What needs to be done: In the records below, pick out all lines containing the word "axis".
>> Start Data listing
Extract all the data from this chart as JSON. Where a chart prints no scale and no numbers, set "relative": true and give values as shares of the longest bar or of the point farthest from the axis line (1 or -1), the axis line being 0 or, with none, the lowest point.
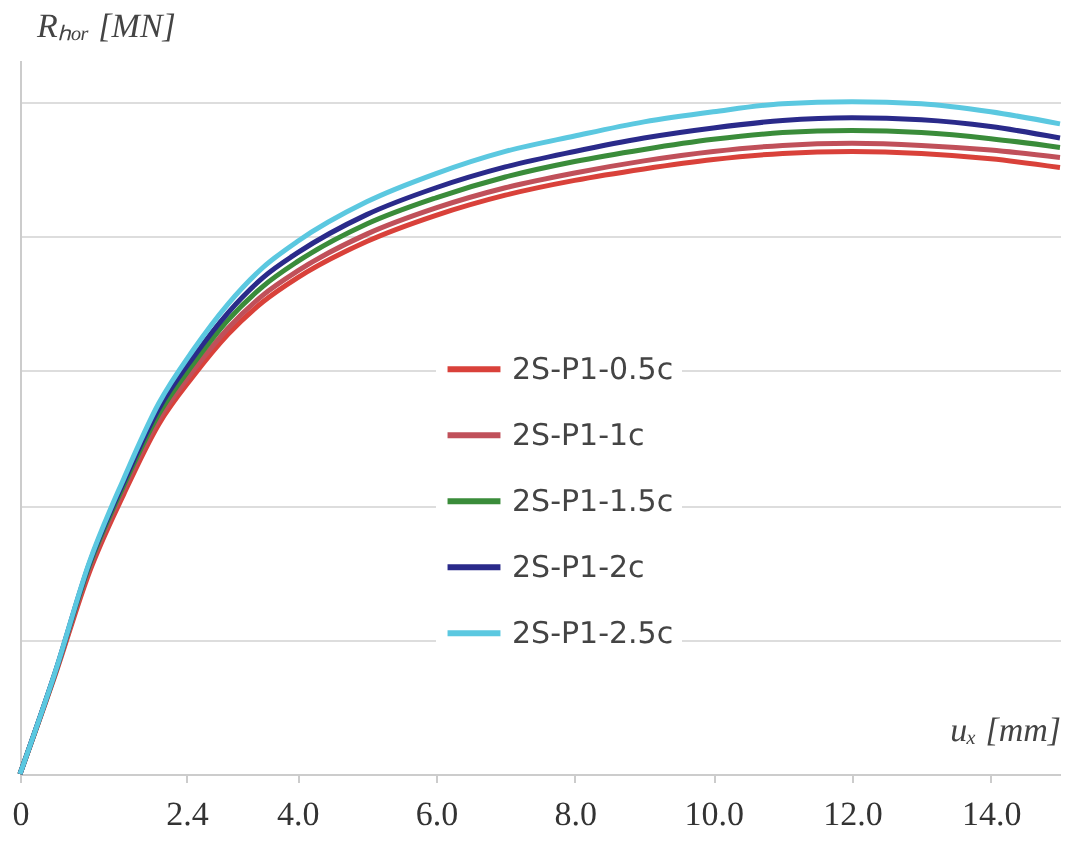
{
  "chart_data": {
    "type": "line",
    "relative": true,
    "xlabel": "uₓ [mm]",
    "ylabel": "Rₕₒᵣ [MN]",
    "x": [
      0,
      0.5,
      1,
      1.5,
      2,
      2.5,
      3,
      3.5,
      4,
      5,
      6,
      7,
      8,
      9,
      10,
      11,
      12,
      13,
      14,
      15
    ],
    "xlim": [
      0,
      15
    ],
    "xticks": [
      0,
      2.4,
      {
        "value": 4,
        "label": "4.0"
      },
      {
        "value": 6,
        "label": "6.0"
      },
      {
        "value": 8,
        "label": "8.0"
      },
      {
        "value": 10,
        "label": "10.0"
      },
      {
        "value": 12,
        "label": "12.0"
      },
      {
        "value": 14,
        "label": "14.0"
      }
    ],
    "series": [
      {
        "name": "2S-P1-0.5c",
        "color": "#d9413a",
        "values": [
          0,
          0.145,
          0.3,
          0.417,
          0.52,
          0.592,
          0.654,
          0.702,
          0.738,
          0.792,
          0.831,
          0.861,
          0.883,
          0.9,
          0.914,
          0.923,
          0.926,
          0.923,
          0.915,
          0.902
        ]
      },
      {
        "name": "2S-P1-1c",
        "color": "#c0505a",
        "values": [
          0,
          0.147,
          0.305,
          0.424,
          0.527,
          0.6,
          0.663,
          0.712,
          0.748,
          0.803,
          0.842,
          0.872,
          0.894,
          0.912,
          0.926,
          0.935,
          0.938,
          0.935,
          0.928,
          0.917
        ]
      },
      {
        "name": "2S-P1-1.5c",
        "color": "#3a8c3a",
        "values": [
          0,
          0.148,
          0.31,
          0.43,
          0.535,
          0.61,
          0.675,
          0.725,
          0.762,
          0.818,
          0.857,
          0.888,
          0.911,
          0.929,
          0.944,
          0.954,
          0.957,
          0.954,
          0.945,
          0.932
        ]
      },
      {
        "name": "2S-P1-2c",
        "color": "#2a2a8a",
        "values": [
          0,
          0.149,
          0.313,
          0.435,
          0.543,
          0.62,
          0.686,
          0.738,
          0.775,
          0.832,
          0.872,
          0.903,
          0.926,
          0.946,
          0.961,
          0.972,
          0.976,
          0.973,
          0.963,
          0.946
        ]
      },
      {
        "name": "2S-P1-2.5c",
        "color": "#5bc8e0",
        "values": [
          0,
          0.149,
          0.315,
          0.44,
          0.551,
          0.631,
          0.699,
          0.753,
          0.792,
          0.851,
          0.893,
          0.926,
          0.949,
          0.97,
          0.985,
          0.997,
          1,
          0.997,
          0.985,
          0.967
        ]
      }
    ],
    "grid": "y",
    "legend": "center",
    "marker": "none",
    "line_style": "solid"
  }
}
>> End Data listing
>> Start Data listing
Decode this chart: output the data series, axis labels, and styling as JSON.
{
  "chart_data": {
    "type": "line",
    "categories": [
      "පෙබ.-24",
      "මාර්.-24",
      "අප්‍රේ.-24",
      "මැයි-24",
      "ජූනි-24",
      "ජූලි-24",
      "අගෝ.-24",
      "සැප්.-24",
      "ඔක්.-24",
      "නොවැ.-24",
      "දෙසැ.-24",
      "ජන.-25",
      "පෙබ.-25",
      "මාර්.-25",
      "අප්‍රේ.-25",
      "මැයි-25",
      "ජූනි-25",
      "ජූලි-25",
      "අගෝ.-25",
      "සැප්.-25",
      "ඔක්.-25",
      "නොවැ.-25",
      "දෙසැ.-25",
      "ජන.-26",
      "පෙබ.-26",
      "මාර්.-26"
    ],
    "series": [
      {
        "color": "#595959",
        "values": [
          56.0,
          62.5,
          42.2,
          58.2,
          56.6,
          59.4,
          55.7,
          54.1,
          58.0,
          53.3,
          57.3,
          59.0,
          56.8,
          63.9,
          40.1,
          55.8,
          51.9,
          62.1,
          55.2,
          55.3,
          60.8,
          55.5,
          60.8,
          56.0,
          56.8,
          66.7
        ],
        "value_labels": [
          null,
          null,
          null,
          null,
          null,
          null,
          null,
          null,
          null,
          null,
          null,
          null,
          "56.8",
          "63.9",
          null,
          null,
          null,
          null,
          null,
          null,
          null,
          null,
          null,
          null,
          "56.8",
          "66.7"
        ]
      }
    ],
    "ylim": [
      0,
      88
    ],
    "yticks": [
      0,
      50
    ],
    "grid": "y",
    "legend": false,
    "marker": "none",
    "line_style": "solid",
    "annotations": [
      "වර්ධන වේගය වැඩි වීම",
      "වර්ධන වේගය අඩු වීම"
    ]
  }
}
>> End Data listing
Solved exercise:
Extract all the data from this chart as JSON. Where a chart prints no scale and no numbers, set "relative": true and give values as shares of the longest bar or of the point farthest from the axis line (1 or -1), the axis line being 0 or, with none, the lowest point.
Decode this chart: output the data series, axis labels, and styling as JSON.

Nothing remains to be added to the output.